Text block ▸
● ● ●

Ringheiligtum Pömmelte is a late Neolithic/Early Bronze Age henge from the late third millennium BC. The monument features seven concentric rings made of palisades, ditches, and raised banks, each containing a series of wooden posts.

The site was discovered in 1991 through aerial photography near the present-day village of Pömmelte in Saxony-Anhalt, Germany.

From 2018 to 2022, archaeologists have excavated nearly 140 ancient dwellings dating from 2,800 BC to 2,200 BC. The older dwellings are linked to the Corded Ware and the Bell Beaker culture, while the more recent ones are associated with the Únětice Culture.

In a recent study conducted by the State Office for Monument Preservation and Archaeology (LDA) of Saxony-Anhalt, archaeologists are employing various scientific methods to offer new insights into the site’s ritual and settlement landscape.

The study has identified house locations of the Corded Ware culture (26th to 23rd century BC), and an associated settlement pit containing ceramic sherds, an axe head and flint blades. Until now, Corded Ware settlement could only be attributed to individual finds that had been relocated, and not to actual structures on the site.

● ● ●

Exercise task 1 ▸
In the text on the Pömmelte henge, can you retype the part that opens with the words containing "From 2018 to" and closes with "and settlement landscape."?
Exercise task 2 ▸
How would you rewrite the paragraph of the Pömmelte henge text that begins "From 2018 to 2022" more briefly, keeping its main facts?
Exercise task 3 ▸
Can you proceed with the text on the Pömmelte henge, picking up after its final sentence?

Material ▸
● ● ●

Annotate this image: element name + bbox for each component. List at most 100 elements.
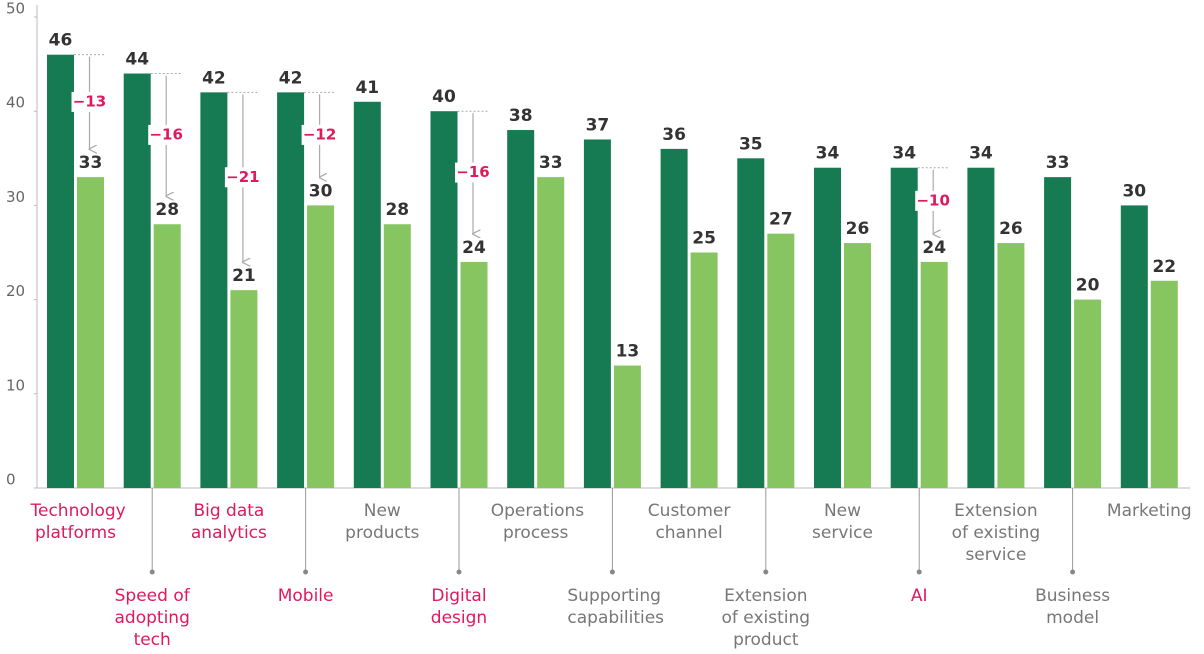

● ● ●

Task output 1 ▸
From 2018 to 2022, archaeologists have excavated nearly 140 ancient dwellings dating from 2,800 BC to 2,200 BC. The older dwellings are linked to the Corded Ware and the Bell Beaker culture, while the more recent ones are associated with the Únětice Culture.

In a recent study conducted by the State Office for Monument Preservation and Archaeology (LDA) of Saxony-Anhalt, archaeologists are employing various scientific methods to offer new insights into the site’s ritual and settlement landscape.

Task output 2 ▸
Between 2018 and 2022, archaeologists excavated nearly 140 dwellings dating from 2,800 BC to 2,200 BC. The older ones are linked to the Corded Ware and Bell Beaker cultures, and the more recent ones to the Únětice Culture.

Task output 3 ▸
Also associated with the Corded Ware culture is a storage area with 78 grain silo pits that held various types of gain, including wheat, barley, and spelt. Archaeologists already know that Corded Ware people lived on a balanced diet with animal products, further indicated by drinking vessels from burials at Ringheiligtum Pömmelte that contained traces of dairy products.

While the scientific analyses and the interpretation of the results with various specialists continue, excavations at Pömmelte will last until mid-July 2024.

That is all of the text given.